EXERCISE PROMPT: Pick out each line of the records in which the word "sorry" appears.
begin DATA EXTRACT
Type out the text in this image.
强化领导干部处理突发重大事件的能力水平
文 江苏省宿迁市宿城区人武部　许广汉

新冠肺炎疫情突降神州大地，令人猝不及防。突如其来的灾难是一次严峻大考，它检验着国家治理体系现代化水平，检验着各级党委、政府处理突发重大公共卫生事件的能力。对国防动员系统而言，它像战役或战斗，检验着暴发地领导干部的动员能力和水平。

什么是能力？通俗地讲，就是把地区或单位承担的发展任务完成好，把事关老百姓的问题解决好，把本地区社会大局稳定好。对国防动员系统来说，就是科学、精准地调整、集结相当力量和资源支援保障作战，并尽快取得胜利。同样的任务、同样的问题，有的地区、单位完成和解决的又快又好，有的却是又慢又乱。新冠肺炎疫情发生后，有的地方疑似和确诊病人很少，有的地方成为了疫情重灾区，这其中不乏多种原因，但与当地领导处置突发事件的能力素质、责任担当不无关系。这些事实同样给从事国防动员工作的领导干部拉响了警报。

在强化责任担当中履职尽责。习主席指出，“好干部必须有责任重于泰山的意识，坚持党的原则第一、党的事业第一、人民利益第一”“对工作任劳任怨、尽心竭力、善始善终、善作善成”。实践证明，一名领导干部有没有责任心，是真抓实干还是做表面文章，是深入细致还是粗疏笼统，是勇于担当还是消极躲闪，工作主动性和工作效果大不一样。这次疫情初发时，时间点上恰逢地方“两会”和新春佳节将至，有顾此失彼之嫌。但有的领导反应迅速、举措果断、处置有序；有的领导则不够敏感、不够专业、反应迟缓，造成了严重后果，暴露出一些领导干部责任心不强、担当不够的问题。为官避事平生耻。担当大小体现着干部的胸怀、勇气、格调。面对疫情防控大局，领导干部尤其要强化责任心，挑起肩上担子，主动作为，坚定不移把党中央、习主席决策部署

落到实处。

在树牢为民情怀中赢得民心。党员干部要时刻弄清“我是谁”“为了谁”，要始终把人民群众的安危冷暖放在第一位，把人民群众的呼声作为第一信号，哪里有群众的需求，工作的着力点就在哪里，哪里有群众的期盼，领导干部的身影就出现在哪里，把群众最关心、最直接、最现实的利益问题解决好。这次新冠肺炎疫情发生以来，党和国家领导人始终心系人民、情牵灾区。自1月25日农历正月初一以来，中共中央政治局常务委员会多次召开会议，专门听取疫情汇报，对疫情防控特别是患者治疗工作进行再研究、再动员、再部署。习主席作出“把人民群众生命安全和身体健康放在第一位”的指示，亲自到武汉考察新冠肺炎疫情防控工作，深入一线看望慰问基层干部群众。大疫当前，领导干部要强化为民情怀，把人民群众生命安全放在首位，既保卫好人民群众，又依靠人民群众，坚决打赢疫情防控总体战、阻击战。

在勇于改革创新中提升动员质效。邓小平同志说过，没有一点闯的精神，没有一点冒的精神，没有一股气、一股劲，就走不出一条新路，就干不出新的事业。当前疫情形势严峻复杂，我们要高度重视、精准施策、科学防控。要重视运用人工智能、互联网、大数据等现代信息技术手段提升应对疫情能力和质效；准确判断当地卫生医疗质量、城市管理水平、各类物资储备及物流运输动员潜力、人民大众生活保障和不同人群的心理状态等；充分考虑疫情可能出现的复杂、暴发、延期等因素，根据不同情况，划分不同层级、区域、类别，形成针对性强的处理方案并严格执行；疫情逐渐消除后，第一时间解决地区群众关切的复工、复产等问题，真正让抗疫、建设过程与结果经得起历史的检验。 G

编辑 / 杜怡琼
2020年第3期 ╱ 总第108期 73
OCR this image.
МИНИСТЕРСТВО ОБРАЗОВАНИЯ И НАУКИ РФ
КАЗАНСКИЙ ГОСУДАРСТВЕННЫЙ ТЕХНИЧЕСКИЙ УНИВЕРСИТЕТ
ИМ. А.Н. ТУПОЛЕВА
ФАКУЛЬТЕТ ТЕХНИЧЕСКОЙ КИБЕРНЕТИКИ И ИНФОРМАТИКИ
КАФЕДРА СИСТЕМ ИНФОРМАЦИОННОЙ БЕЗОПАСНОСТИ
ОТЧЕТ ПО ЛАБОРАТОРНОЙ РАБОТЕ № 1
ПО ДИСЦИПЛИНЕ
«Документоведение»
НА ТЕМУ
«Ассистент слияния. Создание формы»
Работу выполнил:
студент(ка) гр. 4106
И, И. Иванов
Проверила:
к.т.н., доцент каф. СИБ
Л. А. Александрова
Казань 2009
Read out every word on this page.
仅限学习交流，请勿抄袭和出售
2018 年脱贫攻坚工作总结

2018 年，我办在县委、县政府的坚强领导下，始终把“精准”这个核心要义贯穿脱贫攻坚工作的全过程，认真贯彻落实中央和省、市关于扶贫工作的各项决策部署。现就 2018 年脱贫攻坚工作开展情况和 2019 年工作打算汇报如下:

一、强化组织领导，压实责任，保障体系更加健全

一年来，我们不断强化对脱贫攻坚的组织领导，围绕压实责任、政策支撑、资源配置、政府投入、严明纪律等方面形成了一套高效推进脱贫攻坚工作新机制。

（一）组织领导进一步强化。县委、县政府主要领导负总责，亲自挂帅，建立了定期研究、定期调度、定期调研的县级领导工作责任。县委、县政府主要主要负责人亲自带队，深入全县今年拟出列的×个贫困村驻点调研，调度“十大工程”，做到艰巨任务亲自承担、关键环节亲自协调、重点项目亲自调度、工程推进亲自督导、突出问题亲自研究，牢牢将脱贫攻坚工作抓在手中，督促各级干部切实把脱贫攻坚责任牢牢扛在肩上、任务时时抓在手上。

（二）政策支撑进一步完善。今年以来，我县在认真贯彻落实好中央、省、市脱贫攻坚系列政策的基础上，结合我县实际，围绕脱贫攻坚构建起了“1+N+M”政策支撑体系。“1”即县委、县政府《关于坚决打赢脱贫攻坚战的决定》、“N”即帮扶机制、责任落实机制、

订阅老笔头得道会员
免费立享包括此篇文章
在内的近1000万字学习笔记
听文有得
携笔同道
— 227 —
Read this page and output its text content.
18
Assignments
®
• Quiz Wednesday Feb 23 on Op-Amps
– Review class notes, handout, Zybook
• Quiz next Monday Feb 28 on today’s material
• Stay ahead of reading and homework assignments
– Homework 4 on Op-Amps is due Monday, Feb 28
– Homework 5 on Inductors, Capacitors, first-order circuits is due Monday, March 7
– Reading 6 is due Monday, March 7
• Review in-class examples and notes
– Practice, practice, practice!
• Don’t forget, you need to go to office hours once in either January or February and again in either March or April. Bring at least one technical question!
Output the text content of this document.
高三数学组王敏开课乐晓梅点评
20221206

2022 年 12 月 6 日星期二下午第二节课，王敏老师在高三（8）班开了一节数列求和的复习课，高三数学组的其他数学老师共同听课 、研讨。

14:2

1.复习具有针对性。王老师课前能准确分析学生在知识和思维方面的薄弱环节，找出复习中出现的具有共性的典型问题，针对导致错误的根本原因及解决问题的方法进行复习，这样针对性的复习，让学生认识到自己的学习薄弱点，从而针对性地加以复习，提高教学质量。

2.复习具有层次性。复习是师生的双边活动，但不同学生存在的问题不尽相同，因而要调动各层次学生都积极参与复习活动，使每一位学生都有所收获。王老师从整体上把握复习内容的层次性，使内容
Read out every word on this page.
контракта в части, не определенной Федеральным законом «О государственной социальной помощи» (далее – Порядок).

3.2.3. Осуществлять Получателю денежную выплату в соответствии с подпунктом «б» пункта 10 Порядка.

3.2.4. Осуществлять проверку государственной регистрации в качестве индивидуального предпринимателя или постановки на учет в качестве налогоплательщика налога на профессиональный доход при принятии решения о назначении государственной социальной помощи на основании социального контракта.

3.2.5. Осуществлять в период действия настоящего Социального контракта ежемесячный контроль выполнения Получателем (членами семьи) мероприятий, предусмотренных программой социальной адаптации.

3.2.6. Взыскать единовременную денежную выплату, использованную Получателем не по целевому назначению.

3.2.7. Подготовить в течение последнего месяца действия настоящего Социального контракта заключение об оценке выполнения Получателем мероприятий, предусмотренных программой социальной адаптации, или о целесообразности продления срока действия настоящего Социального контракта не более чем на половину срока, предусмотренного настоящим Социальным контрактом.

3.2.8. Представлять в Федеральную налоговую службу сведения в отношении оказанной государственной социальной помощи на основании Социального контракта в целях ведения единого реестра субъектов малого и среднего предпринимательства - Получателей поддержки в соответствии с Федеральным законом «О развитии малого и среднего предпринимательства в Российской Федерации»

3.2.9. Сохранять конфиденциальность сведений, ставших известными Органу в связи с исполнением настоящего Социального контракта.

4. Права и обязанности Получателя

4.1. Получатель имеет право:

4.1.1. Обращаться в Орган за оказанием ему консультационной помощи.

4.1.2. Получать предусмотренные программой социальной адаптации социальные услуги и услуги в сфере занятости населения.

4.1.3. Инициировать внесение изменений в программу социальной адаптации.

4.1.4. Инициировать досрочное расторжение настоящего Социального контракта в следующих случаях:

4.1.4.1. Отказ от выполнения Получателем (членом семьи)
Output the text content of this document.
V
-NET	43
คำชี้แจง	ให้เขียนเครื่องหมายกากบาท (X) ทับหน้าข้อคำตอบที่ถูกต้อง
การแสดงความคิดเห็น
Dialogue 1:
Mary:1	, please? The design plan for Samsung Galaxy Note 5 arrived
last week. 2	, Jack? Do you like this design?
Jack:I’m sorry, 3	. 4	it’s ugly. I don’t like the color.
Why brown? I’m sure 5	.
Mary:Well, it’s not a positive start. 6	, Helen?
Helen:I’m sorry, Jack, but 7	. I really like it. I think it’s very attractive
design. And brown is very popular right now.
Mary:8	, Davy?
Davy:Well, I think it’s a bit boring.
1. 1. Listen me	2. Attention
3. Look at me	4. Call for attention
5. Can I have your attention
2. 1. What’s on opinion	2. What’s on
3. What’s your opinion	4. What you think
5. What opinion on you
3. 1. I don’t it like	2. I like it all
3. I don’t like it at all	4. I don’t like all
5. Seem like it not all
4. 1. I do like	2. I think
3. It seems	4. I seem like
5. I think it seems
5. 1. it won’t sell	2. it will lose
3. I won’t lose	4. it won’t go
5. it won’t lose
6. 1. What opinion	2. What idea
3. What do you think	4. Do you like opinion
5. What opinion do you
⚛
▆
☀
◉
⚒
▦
end DATA EXTRACT
SOLUTION FOR THIS TASK:
Jack:I’m sorry, 3	. 4	it’s ugly. I don’t like the color.
Helen:I’m sorry, Jack, but 7	. I really like it. I think it’s very attractive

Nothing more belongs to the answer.